(Part of a data file)

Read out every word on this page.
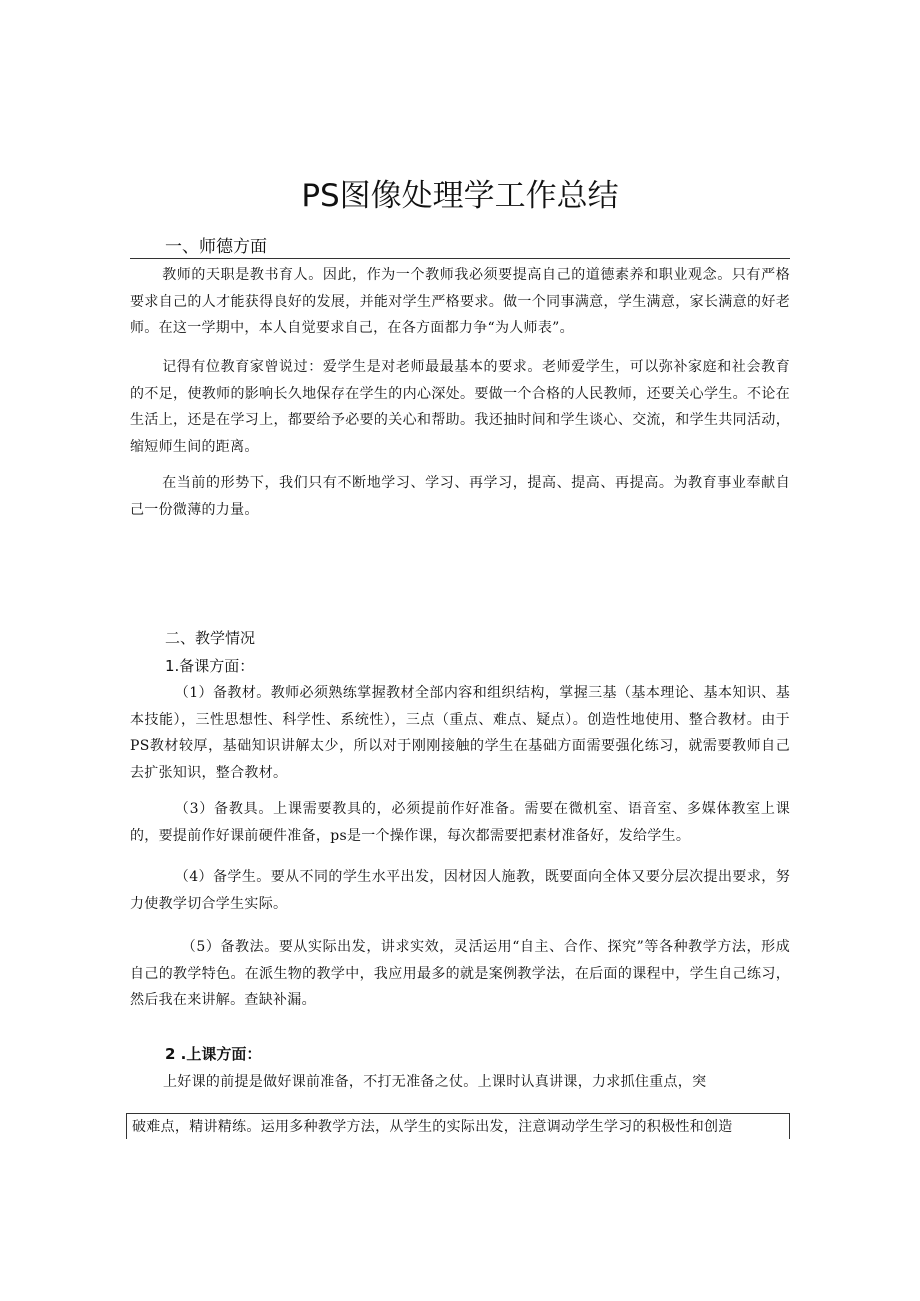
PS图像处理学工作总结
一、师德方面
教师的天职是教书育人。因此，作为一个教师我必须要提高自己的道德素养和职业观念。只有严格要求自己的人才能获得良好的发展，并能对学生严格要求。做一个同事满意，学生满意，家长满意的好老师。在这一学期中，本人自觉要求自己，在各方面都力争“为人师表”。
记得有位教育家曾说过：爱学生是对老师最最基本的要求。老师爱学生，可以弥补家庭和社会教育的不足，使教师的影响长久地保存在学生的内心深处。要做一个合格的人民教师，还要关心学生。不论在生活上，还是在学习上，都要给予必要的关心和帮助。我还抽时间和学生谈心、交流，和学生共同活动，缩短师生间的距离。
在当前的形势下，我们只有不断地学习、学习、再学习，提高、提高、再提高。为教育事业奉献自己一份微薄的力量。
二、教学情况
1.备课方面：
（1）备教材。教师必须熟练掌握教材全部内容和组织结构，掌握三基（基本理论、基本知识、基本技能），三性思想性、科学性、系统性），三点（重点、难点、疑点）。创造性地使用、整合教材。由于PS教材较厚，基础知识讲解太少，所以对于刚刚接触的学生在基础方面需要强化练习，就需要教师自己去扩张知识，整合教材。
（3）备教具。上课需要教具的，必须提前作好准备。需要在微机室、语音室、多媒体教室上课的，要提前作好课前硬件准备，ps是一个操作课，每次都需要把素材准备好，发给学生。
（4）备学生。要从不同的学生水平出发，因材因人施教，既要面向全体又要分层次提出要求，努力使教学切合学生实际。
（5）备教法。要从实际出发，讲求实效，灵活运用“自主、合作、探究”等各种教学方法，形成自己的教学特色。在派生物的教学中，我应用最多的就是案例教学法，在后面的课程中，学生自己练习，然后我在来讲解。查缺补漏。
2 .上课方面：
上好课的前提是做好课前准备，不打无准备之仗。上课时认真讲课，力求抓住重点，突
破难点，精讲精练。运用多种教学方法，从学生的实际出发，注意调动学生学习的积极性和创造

**Task details:** Set each line of the records down exactly, leaving every picture out.

**Reply:**
Read out every word on this page.
PS图像处理学工作总结
一、师德方面
教师的天职是教书育人。因此，作为一个教师我必须要提高自己的道德素养和职业观念。只有严格要求自己的人才能获得良好的发展，并能对学生严格要求。做一个同事满意，学生满意，家长满意的好老师。在这一学期中，本人自觉要求自己，在各方面都力争“为人师表”。
记得有位教育家曾说过：爱学生是对老师最最基本的要求。老师爱学生，可以弥补家庭和社会教育的不足，使教师的影响长久地保存在学生的内心深处。要做一个合格的人民教师，还要关心学生。不论在生活上，还是在学习上，都要给予必要的关心和帮助。我还抽时间和学生谈心、交流，和学生共同活动，缩短师生间的距离。
在当前的形势下，我们只有不断地学习、学习、再学习，提高、提高、再提高。为教育事业奉献自己一份微薄的力量。
二、教学情况
1.备课方面：
（1）备教材。教师必须熟练掌握教材全部内容和组织结构，掌握三基（基本理论、基本知识、基本技能），三性思想性、科学性、系统性），三点（重点、难点、疑点）。创造性地使用、整合教材。由于PS教材较厚，基础知识讲解太少，所以对于刚刚接触的学生在基础方面需要强化练习，就需要教师自己去扩张知识，整合教材。
（3）备教具。上课需要教具的，必须提前作好准备。需要在微机室、语音室、多媒体教室上课的，要提前作好课前硬件准备，ps是一个操作课，每次都需要把素材准备好，发给学生。
（4）备学生。要从不同的学生水平出发，因材因人施教，既要面向全体又要分层次提出要求，努力使教学切合学生实际。
（5）备教法。要从实际出发，讲求实效，灵活运用“自主、合作、探究”等各种教学方法，形成自己的教学特色。在派生物的教学中，我应用最多的就是案例教学法，在后面的课程中，学生自己练习，然后我在来讲解。查缺补漏。
2 .上课方面：
上好课的前提是做好课前准备，不打无准备之仗。上课时认真讲课，力求抓住重点，突
破难点，精讲精练。运用多种教学方法，从学生的实际出发，注意调动学生学习的积极性和创造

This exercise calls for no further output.